- **AIM**
The exercise asks you to copy every line below in which "Materiały" appears.

(Extracted records)
:::::

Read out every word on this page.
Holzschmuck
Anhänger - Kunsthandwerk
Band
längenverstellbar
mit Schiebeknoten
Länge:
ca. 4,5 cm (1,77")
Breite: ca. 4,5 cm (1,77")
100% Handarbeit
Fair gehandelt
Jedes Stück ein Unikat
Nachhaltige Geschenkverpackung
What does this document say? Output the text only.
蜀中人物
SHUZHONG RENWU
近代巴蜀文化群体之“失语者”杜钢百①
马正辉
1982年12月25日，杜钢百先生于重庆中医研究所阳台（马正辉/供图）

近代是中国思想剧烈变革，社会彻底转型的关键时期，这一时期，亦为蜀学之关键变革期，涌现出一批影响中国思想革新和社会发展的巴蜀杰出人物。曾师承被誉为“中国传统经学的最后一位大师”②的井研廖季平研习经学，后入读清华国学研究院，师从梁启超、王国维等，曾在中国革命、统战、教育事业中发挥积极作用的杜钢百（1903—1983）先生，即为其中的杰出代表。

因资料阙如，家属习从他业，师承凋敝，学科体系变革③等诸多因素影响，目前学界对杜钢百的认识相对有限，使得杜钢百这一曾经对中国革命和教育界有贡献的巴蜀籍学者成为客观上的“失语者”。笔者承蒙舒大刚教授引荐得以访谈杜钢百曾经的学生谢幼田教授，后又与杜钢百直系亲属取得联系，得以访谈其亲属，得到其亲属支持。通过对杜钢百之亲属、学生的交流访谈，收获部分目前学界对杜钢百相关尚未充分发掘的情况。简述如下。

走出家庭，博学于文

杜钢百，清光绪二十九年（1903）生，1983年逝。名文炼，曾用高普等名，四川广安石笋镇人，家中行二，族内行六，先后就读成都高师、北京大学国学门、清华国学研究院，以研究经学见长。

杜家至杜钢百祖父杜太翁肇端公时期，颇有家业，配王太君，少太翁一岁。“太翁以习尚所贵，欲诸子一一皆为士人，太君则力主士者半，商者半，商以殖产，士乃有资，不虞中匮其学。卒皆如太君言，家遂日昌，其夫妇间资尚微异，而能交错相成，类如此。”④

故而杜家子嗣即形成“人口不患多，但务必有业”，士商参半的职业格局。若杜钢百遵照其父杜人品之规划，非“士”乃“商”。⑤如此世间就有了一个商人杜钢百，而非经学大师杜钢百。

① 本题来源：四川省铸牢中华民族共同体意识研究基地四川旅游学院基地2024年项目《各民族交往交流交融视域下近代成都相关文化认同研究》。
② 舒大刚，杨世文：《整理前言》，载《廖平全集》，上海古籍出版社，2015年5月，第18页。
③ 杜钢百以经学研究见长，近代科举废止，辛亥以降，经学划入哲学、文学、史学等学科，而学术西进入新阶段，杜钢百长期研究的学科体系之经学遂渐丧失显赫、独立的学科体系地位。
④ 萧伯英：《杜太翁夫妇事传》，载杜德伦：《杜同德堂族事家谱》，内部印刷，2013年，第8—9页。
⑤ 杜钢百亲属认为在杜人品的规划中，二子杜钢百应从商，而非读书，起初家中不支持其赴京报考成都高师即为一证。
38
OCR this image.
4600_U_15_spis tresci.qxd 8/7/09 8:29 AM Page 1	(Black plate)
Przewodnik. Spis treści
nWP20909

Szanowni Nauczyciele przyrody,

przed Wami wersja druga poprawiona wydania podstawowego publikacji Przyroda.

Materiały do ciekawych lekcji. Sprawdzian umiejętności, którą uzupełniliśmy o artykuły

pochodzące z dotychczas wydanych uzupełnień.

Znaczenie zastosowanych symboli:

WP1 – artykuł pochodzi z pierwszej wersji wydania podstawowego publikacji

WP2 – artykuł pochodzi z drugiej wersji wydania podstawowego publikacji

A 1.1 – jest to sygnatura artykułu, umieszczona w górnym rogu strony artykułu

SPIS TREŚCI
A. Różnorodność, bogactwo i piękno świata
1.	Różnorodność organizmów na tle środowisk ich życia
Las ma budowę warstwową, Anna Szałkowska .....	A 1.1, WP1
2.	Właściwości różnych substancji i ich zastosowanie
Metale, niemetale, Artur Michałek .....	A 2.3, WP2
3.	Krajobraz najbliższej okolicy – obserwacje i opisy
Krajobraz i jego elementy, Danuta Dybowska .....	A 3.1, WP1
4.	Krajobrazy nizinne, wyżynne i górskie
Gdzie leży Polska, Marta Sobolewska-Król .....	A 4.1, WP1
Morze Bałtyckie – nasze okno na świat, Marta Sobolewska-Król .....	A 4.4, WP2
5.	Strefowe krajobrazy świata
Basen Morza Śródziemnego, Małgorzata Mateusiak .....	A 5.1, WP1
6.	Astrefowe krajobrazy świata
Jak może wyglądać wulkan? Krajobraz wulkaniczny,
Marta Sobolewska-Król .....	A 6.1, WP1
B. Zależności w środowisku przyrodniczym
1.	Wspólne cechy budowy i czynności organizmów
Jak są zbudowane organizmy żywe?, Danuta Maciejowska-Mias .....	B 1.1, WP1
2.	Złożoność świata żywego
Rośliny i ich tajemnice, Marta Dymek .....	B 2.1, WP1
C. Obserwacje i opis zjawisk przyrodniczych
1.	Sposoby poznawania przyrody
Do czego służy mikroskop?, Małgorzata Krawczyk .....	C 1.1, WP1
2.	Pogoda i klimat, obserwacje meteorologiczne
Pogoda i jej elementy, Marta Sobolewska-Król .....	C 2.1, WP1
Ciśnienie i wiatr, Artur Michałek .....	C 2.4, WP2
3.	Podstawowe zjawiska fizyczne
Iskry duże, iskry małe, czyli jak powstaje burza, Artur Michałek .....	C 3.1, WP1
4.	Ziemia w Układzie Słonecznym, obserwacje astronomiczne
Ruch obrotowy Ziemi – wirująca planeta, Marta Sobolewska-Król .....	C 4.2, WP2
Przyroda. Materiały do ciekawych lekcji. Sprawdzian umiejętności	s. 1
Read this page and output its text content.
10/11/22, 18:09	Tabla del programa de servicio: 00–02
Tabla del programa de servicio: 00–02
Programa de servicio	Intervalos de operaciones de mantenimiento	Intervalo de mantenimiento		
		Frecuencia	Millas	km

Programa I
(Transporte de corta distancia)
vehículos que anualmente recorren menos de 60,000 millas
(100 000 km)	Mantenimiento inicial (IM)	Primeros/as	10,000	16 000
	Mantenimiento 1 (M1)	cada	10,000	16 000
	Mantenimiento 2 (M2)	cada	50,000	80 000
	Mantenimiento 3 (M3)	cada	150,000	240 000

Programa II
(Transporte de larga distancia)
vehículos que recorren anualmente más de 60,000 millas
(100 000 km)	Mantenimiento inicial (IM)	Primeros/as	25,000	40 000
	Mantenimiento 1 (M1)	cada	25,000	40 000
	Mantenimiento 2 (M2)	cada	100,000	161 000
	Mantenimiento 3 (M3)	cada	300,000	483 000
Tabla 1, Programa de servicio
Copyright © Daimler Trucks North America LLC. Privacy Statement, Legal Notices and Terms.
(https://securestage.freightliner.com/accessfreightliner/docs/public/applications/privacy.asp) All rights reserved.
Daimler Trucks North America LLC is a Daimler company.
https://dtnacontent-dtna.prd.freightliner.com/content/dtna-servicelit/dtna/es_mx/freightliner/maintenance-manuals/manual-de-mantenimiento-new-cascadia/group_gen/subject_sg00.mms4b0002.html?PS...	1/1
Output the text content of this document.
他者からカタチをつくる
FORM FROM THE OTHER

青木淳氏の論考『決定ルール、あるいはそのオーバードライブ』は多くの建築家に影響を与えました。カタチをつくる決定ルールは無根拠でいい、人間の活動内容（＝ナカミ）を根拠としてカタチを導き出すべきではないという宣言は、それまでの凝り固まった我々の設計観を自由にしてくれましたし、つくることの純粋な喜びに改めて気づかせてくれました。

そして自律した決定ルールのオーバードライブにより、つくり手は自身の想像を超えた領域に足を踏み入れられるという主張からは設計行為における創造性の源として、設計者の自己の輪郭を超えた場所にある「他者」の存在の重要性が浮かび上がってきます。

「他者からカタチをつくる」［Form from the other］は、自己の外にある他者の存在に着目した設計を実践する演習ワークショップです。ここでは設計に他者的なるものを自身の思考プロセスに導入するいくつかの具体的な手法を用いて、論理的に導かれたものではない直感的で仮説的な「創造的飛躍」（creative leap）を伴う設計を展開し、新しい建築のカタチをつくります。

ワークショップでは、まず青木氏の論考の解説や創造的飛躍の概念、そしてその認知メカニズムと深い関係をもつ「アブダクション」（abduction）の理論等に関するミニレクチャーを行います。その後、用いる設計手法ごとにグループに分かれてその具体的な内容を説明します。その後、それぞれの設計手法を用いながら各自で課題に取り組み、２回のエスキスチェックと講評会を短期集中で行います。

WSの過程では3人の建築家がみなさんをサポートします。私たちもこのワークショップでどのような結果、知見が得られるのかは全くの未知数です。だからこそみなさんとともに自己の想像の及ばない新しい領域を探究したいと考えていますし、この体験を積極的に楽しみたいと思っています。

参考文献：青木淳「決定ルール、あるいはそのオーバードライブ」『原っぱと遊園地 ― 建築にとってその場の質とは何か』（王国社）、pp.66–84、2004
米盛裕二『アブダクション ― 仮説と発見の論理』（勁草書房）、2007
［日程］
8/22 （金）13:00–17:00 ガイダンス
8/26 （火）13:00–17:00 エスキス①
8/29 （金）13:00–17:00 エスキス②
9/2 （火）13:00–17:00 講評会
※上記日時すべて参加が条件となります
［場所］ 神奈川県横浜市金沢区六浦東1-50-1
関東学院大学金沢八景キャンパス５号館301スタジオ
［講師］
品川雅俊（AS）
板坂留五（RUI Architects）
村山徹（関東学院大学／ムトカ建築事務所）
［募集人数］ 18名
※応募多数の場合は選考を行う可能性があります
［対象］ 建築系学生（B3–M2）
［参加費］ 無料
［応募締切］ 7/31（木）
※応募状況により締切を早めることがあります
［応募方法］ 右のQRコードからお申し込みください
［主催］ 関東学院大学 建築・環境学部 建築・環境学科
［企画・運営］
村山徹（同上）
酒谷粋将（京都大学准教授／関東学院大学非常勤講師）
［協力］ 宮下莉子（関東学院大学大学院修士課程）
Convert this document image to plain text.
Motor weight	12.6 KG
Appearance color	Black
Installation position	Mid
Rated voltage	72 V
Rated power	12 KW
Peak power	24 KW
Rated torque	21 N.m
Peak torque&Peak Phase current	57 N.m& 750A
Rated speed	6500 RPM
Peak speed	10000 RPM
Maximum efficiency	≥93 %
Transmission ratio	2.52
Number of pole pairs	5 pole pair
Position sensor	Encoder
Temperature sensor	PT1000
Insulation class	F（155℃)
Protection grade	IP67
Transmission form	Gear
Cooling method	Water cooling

:::::

- **SOLVED EXERCISE**
Materiały do ciekawych lekcji. Sprawdzian umiejętności, którą uzupełniliśmy o artykuły
Przyroda. Materiały do ciekawych lekcji. Sprawdzian umiejętności	s. 1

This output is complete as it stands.